Gather the lines below that include the string "right", copying each in full.

Records from a collection of figures:
╭──

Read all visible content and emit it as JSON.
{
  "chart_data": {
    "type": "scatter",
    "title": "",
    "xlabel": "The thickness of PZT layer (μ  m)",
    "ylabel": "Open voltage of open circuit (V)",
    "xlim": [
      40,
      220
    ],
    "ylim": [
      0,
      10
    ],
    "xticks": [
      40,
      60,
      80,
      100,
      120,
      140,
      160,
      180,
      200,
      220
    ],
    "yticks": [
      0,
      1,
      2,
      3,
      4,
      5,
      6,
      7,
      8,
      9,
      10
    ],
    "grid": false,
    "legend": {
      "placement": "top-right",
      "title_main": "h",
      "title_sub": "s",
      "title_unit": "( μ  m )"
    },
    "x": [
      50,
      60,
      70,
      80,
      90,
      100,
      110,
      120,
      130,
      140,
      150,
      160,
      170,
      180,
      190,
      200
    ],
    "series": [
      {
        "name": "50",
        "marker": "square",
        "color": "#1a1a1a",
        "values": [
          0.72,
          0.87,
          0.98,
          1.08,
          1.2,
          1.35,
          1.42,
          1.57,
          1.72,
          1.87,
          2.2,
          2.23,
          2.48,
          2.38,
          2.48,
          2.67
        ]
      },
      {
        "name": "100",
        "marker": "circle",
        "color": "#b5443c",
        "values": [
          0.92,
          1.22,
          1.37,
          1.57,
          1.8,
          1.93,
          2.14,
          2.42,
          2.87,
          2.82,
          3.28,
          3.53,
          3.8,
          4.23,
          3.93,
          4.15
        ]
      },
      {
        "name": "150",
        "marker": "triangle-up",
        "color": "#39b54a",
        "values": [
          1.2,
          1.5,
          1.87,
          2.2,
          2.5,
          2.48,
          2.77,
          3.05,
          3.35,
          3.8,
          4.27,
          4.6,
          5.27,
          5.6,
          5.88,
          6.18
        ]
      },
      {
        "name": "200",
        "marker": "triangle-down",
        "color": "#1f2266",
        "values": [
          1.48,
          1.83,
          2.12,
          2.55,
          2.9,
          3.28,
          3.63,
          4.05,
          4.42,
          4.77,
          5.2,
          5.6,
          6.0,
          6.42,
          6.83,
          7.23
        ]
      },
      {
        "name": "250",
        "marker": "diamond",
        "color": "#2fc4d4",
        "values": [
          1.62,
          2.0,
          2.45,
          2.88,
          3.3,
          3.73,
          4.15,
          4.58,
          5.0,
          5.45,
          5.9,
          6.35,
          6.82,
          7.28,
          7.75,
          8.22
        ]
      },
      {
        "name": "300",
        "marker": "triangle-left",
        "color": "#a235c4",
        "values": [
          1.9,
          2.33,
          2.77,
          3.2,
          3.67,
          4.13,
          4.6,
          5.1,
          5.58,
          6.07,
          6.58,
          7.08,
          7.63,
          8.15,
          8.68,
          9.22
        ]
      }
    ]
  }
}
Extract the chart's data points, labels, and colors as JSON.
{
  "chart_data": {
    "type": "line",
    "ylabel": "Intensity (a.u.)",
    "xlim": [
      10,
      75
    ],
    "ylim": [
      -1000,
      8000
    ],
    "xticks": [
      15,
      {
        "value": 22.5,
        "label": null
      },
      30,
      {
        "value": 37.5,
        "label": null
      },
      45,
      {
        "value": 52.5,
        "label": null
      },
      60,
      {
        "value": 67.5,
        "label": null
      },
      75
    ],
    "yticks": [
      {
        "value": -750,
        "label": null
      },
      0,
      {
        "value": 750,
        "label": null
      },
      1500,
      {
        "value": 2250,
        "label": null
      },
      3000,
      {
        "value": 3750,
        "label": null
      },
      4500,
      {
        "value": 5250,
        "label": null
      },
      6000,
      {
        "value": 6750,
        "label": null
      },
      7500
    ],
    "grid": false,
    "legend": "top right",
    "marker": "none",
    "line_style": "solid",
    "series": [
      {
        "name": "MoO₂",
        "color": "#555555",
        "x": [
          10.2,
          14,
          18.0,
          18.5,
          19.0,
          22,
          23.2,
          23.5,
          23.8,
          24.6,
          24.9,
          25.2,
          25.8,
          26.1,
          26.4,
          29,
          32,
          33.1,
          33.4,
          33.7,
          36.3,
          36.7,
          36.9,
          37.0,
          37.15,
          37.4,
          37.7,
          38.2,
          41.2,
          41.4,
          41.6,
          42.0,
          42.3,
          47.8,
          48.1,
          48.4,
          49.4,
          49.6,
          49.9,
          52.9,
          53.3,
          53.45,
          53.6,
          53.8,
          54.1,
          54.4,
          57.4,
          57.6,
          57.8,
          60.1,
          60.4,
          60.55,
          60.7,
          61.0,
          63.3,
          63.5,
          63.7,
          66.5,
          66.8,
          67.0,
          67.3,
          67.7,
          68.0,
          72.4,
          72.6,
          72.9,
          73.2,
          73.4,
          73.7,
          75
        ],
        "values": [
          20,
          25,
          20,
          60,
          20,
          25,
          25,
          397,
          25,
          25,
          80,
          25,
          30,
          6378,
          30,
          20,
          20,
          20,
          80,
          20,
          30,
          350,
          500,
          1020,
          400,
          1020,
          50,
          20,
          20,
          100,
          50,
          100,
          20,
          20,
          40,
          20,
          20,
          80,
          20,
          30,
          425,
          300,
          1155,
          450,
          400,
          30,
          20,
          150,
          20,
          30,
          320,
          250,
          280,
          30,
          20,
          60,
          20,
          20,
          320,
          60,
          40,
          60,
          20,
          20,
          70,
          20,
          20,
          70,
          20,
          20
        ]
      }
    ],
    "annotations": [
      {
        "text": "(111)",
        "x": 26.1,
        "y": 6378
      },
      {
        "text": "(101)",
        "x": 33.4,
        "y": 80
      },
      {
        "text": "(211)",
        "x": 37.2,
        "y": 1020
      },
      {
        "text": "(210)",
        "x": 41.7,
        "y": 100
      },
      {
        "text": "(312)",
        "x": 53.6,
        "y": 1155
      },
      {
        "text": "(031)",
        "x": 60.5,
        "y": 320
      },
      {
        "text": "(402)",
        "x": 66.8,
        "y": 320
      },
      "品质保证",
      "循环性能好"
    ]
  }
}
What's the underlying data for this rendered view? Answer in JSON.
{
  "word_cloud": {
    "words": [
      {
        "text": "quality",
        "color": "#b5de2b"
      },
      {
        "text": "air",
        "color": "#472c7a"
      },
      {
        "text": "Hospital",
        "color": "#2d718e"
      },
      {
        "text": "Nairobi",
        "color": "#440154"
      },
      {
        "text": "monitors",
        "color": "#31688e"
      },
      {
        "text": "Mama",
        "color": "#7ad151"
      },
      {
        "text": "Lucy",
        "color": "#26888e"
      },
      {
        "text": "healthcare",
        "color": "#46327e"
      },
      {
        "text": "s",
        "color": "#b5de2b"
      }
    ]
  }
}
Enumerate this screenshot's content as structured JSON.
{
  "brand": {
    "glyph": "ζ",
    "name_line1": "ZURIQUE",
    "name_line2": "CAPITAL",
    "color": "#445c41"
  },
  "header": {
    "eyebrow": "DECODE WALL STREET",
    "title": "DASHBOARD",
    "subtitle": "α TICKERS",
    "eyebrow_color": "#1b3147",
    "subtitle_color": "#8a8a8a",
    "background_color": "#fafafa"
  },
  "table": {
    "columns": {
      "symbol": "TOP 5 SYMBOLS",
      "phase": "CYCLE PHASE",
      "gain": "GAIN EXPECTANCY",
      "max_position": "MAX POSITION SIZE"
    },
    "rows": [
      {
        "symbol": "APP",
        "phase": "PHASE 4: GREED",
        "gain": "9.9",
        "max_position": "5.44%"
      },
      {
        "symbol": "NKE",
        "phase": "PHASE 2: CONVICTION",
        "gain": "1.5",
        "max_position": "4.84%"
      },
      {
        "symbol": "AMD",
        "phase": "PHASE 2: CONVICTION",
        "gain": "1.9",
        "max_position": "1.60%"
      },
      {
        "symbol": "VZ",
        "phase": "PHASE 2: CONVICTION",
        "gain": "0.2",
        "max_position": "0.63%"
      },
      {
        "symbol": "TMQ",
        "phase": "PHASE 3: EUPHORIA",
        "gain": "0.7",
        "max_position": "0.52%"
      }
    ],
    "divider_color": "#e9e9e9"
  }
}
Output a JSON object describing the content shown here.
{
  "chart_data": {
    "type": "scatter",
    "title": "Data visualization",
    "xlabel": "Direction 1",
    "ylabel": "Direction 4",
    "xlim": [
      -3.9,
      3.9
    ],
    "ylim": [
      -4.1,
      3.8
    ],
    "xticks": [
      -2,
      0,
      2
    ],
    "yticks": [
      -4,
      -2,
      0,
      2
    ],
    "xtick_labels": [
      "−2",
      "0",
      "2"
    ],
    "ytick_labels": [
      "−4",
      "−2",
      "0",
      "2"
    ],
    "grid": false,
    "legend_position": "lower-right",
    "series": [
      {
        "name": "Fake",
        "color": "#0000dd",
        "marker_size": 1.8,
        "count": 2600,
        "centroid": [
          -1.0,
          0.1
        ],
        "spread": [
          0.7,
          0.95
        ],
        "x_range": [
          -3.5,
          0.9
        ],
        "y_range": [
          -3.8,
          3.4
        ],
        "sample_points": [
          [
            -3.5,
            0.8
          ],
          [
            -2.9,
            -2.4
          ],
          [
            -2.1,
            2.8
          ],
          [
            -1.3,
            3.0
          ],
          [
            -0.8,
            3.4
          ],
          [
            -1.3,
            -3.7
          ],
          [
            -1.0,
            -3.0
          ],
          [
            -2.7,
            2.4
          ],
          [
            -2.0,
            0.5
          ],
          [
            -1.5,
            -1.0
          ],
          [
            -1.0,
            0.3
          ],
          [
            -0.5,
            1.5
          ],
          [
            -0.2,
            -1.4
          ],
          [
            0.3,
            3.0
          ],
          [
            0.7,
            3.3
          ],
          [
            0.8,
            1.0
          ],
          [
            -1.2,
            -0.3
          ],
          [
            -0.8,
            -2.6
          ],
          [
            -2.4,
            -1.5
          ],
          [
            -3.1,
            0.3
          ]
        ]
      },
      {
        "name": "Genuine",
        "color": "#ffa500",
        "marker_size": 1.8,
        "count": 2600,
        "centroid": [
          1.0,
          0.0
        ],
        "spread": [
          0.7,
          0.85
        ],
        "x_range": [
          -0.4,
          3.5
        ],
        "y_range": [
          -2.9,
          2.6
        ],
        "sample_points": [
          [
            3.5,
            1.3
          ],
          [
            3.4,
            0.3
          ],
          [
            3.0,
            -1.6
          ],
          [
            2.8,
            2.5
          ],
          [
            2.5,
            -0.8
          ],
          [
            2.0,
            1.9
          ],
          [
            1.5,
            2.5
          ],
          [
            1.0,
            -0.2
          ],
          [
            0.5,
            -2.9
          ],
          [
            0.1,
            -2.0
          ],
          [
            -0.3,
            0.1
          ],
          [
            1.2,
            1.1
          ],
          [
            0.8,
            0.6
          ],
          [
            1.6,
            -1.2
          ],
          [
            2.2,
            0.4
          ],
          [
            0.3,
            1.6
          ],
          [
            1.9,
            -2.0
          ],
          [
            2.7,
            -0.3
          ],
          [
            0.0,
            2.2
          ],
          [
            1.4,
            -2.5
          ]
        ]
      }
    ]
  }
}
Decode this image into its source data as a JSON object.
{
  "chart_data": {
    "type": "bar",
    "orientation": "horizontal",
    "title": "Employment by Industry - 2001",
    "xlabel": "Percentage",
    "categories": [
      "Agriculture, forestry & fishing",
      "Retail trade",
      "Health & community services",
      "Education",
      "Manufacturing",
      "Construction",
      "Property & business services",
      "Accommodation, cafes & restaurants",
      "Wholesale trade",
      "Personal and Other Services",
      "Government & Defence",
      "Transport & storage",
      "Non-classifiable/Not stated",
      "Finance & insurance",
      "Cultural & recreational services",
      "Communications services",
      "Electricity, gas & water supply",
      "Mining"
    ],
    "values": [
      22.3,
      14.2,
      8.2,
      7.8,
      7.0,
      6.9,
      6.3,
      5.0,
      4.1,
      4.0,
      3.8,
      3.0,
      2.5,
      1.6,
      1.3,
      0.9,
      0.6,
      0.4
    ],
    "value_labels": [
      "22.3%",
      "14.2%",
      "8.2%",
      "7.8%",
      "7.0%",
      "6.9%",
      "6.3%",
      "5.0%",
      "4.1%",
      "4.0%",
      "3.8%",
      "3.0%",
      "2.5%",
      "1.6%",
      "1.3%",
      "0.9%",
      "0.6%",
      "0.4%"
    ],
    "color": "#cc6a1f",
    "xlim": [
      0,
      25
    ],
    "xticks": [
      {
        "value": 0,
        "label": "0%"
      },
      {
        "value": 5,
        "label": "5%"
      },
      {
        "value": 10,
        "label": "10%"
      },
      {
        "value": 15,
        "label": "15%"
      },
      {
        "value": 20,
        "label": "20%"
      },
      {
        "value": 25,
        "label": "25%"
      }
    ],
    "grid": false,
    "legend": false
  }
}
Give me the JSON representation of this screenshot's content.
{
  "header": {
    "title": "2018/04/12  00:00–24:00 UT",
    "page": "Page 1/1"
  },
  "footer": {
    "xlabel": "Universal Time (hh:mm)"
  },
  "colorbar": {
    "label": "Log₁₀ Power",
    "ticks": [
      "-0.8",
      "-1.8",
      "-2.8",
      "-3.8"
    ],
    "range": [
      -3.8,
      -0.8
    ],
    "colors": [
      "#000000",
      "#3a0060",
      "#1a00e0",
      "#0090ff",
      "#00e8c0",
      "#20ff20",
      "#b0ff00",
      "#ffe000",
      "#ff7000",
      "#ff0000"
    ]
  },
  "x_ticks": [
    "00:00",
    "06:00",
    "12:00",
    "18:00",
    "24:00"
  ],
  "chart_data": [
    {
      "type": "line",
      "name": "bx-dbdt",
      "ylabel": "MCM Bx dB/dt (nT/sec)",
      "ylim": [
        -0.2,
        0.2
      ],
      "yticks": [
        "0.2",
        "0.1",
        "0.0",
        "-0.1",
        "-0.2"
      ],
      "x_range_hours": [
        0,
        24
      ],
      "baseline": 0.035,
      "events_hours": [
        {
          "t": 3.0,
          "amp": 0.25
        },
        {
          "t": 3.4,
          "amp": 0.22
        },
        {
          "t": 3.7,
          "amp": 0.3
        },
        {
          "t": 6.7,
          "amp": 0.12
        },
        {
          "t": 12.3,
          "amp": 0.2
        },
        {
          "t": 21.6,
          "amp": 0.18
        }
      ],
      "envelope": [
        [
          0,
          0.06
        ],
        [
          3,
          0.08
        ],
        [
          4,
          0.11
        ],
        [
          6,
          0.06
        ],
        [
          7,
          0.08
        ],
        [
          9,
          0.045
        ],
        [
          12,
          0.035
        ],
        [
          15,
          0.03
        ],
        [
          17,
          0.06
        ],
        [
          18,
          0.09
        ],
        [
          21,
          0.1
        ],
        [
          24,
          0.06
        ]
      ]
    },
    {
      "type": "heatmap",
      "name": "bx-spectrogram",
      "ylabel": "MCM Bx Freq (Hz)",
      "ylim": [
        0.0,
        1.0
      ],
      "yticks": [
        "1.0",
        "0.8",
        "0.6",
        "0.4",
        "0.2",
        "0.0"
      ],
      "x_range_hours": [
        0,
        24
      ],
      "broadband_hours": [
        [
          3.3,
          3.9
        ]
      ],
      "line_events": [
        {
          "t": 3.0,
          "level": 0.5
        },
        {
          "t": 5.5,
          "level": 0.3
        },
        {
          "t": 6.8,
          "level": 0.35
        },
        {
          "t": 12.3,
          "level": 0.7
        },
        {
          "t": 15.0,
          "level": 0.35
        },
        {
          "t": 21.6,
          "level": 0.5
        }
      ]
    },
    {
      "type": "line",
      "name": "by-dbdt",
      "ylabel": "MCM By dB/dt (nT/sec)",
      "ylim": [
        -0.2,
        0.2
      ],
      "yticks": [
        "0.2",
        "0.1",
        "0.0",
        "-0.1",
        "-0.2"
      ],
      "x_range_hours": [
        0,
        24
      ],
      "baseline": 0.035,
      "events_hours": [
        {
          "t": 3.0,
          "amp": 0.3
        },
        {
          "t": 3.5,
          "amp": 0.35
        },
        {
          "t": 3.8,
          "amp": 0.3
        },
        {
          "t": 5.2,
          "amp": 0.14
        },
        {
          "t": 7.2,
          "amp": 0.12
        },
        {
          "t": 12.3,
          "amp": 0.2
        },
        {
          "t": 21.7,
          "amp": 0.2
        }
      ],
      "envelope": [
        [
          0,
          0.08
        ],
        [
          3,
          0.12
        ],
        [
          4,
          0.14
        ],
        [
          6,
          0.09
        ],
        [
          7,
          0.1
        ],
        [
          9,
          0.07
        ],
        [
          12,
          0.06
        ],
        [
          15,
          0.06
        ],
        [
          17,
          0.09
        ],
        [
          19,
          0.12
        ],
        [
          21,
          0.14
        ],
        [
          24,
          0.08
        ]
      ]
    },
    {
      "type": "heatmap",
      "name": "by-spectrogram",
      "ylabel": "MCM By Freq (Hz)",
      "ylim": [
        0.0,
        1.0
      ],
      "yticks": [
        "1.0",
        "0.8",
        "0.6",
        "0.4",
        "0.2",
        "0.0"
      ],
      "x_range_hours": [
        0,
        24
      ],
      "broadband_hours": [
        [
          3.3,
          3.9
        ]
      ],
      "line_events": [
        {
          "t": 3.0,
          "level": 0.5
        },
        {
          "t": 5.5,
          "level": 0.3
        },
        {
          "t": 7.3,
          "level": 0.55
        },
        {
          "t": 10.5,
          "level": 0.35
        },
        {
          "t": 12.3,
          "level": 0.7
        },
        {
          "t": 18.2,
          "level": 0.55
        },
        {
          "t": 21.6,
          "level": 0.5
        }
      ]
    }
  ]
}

╰──

Complete response:
      "placement": "top-right",
    "legend": "top right",
    "legend_position": "lower-right",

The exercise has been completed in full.